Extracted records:
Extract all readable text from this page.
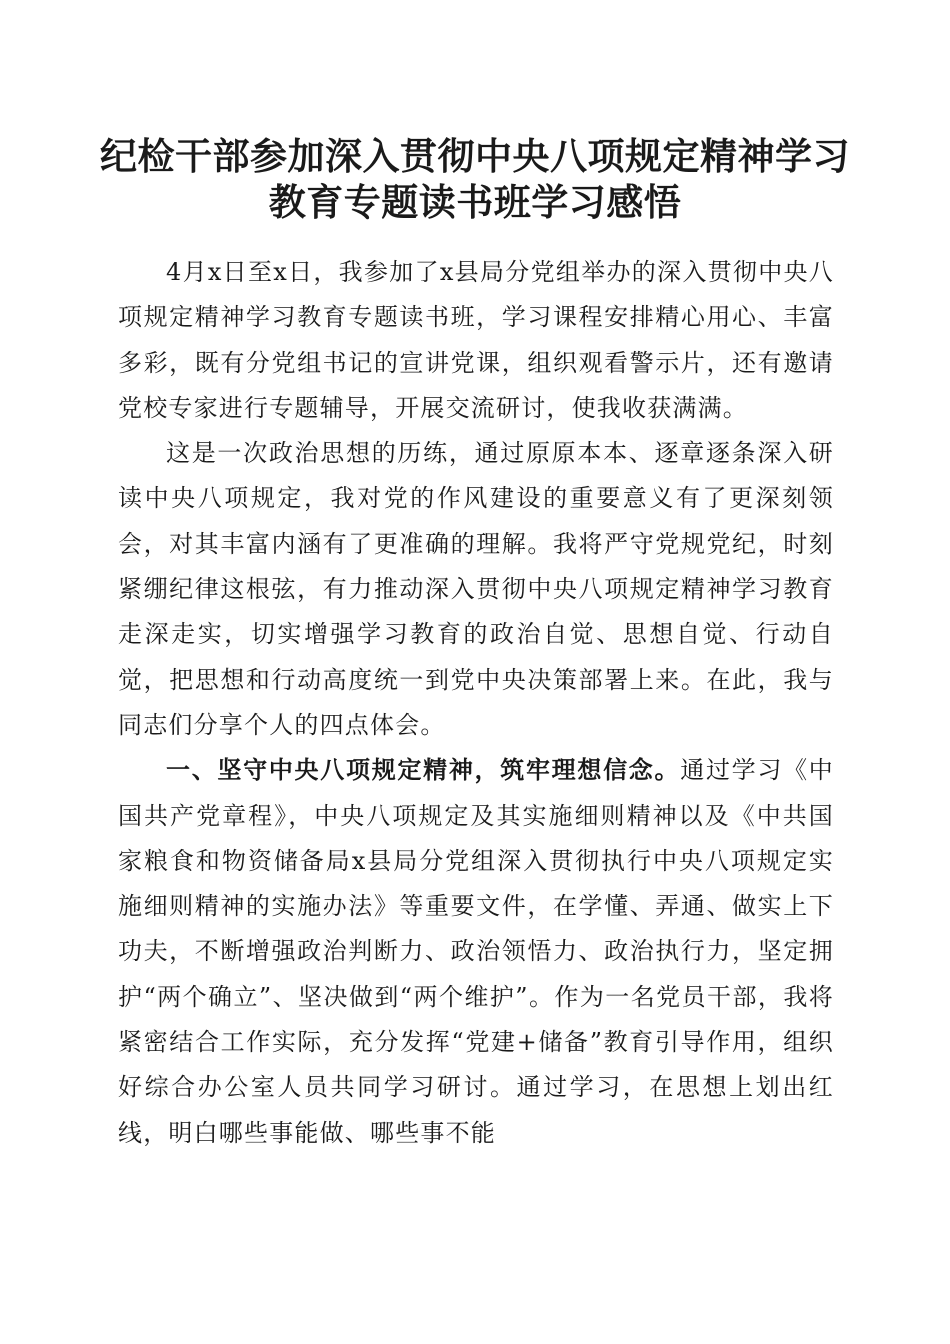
纪检干部参加深入贯彻中央八项规定精神学习
教育专题读书班学习感悟

4月x日至x日，我参加了x县局分党组举办的深入贯彻中央八项规定精神学习教育专题读书班，学习课程安排精心用心、丰富多彩，既有分党组书记的宣讲党课，组织观看警示片，还有邀请党校专家进行专题辅导，开展交流研讨，使我收获满满。

这是一次政治思想的历练，通过原原本本、逐章逐条深入研读中央八项规定，我对党的作风建设的重要意义有了更深刻领会，对其丰富内涵有了更准确的理解。我将严守党规党纪，时刻紧绷纪律这根弦，有力推动深入贯彻中央八项规定精神学习教育走深走实，切实增强学习教育的政治自觉、思想自觉、行动自觉，把思想和行动高度统一到党中央决策部署上来。在此，我与同志们分享个人的四点体会。

一、坚守中央八项规定精神，筑牢理想信念。通过学习《中国共产党章程》，中央八项规定及其实施细则精神以及《中共国家粮食和物资储备局x县局分党组深入贯彻执行中央八项规定实施细则精神的实施办法》等重要文件，在学懂、弄通、做实上下功夫，不断增强政治判断力、政治领悟力、政治执行力，坚定拥护“两个确立”、坚决做到“两个维护”。作为一名党员干部，我将紧密结合工作实际，充分发挥“党建+储备”教育引导作用，组织好综合办公室人员共同学习研讨。通过学习，在思想上划出红线，明白哪些事能做、哪些事不能
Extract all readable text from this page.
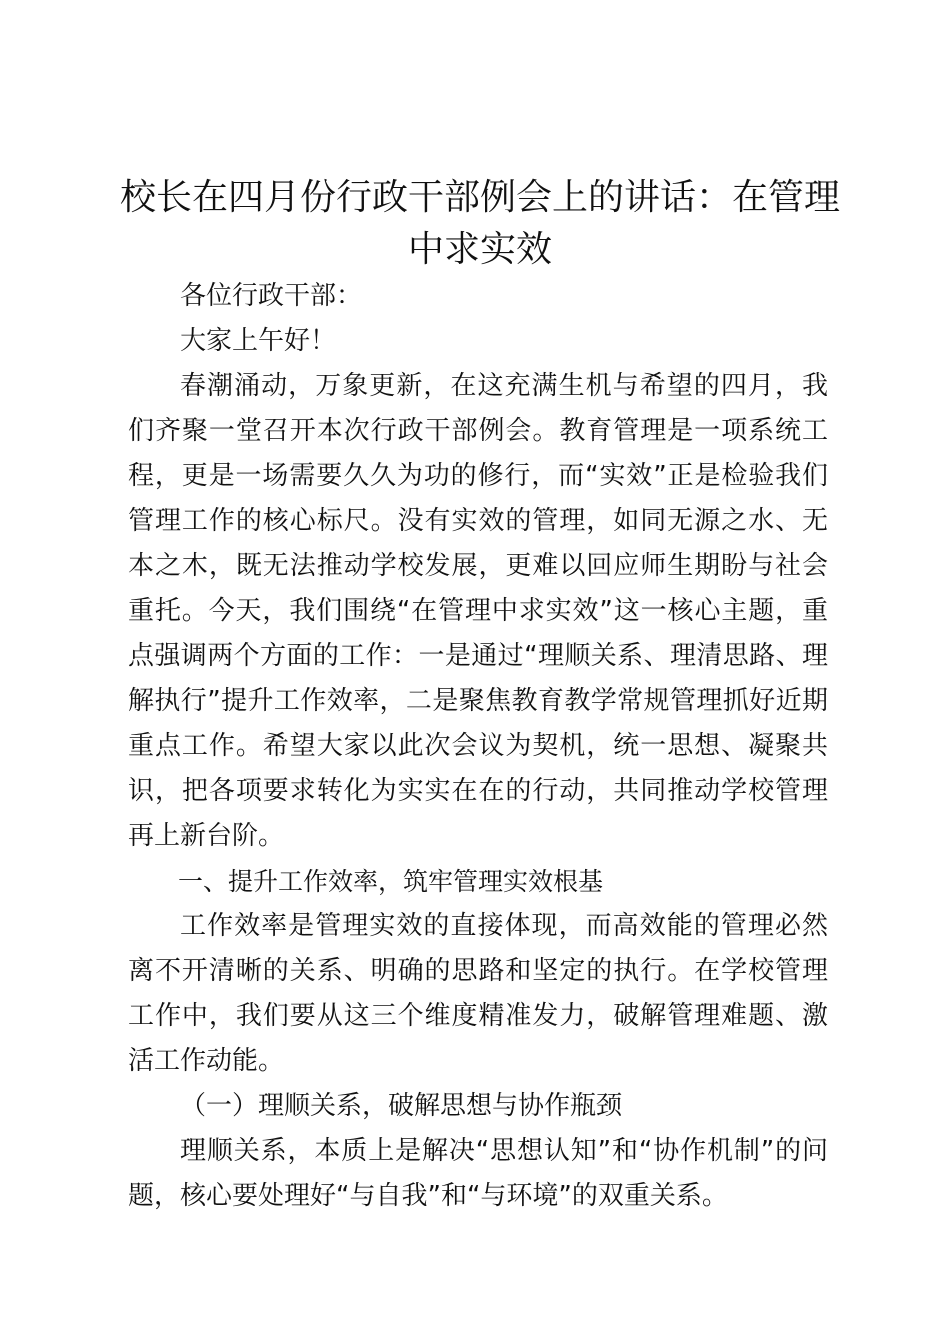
校长在四月份行政干部例会上的讲话：在管理中求实效

各位行政干部：

大家上午好！

春潮涌动，万象更新，在这充满生机与希望的四月，我们齐聚一堂召开本次行政干部例会。教育管理是一项系统工程，更是一场需要久久为功的修行，而“实效”正是检验我们管理工作的核心标尺。没有实效的管理，如同无源之水、无本之木，既无法推动学校发展，更难以回应师生期盼与社会重托。今天，我们围绕“在管理中求实效”这一核心主题，重点强调两个方面的工作：一是通过“理顺关系、理清思路、理解执行”提升工作效率，二是聚焦教育教学常规管理抓好近期重点工作。希望大家以此次会议为契机，统一思想、凝聚共识，把各项要求转化为实实在在的行动，共同推动学校管理再上新台阶。

一、提升工作效率，筑牢管理实效根基

工作效率是管理实效的直接体现，而高效能的管理必然离不开清晰的关系、明确的思路和坚定的执行。在学校管理工作中，我们要从这三个维度精准发力，破解管理难题、激活工作动能。

（一）理顺关系，破解思想与协作瓶颈

理顺关系，本质上是解决“思想认知”和“协作机制”的问题，核心要处理好“与自我”和“与环境”的双重关系。
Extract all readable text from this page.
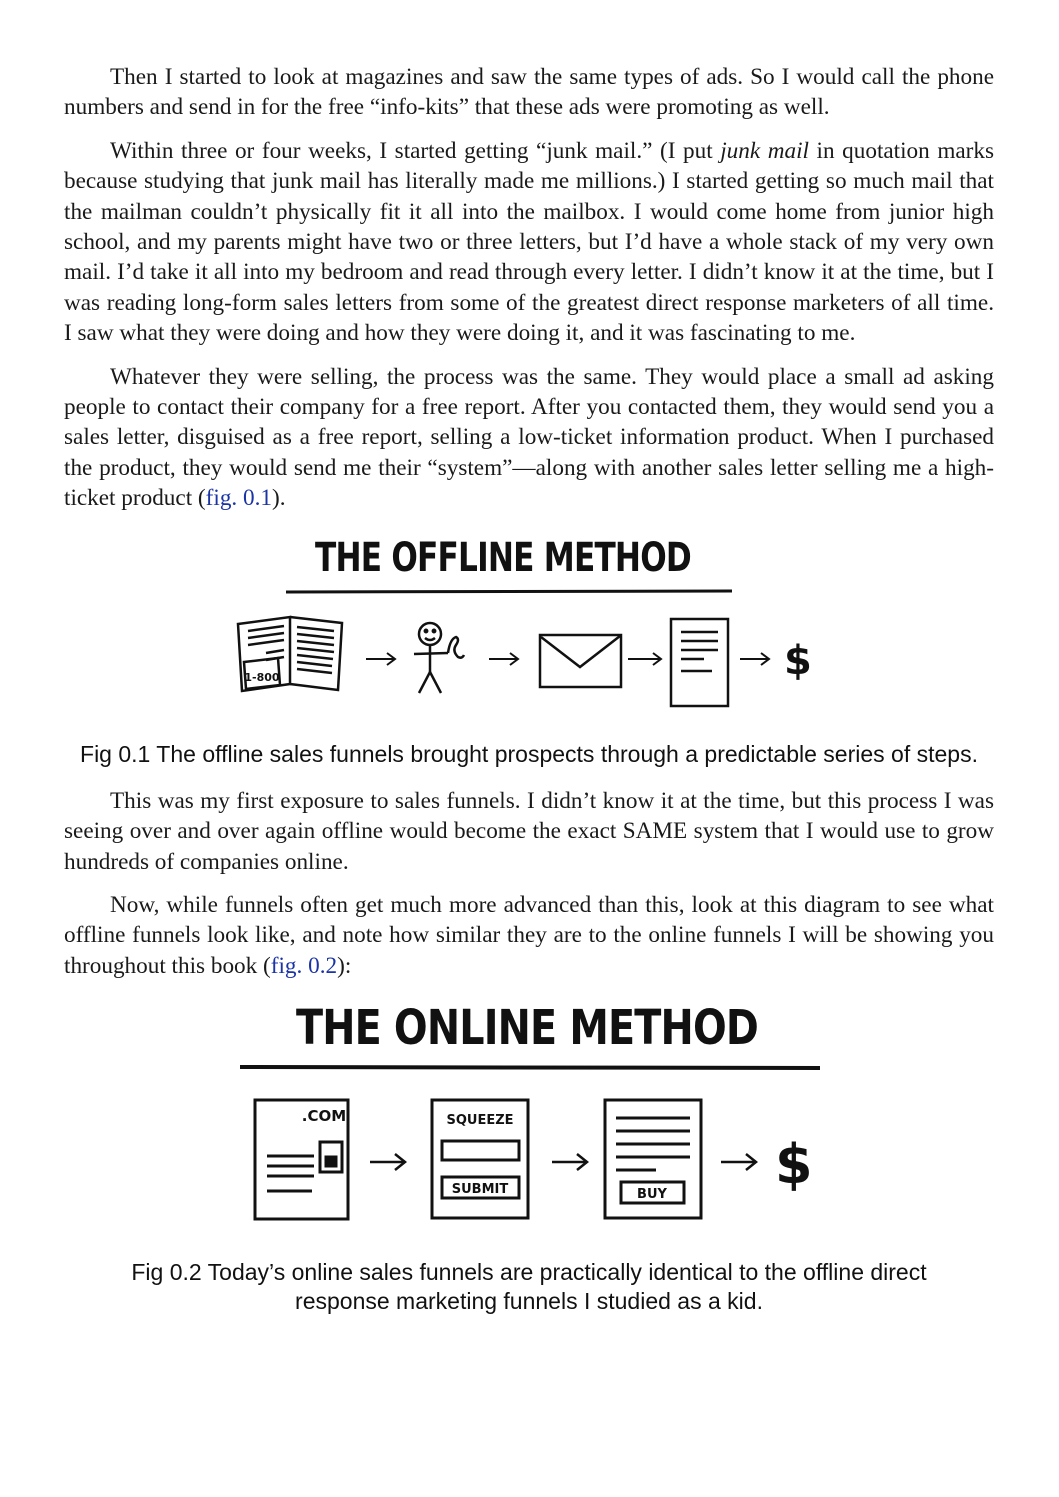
Then I started to look at magazines and saw the same types of ads. So I would call the phone numbers and send in for the free “info-kits” that these ads were promoting as well.

Within three or four weeks, I started getting “junk mail.” (I put junk mail in quotation marks because studying that junk mail has literally made me millions.) I started getting so much mail that the mailman couldn’t physically fit it all into the mailbox. I would come home from junior high school, and my parents might have two or three letters, but I’d have a whole stack of my very own mail. I’d take it all into my bedroom and read through every letter. I didn’t know it at the time, but I was reading long-form sales letters from some of the greatest direct response marketers of all time. I saw what they were doing and how they were doing it, and it was fascinating to me.

Whatever they were selling, the process was the same. They would place a small ad asking people to contact their company for a free report. After you contacted them, they would send you a sales letter, disguised as a free report, selling a low-ticket information product. When I purchased the product, they would send me their “system”—along with another sales letter selling me a high-ticket product (fig. 0.1).

THE OFFLINE METHOD
1-800	$

Fig 0.1 The offline sales funnels brought prospects through a predictable series of steps.

This was my first exposure to sales funnels. I didn’t know it at the time, but this process I was seeing over and over again offline would become the exact SAME system that I would use to grow hundreds of companies online.

Now, while funnels often get much more advanced than this, look at this diagram to see what offline funnels look like, and note how similar they are to the online funnels I will be showing you throughout this book (fig. 0.2):

THE ONLINE METHOD
.COM	SQUEEZE
SUBMIT	BUY $

Fig 0.2 Today’s online sales funnels are practically identical to the offline direct response marketing funnels I studied as a kid.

● **Given instruction**: Filter the entries above down to the lines containing the word "提升工作效率".

● **Correct response**:
春潮涌动，万象更新，在这充满生机与希望的四月，我们齐聚一堂召开本次行政干部例会。教育管理是一项系统工程，更是一场需要久久为功的修行，而“实效”正是检验我们管理工作的核心标尺。没有实效的管理，如同无源之水、无本之木，既无法推动学校发展，更难以回应师生期盼与社会重托。今天，我们围绕“在管理中求实效”这一核心主题，重点强调两个方面的工作：一是通过“理顺关系、理清思路、理解执行”提升工作效率，二是聚焦教育教学常规管理抓好近期重点工作。希望大家以此次会议为契机，统一思想、凝聚共识，把各项要求转化为实实在在的行动，共同推动学校管理再上新台阶。
一、提升工作效率，筑牢管理实效根基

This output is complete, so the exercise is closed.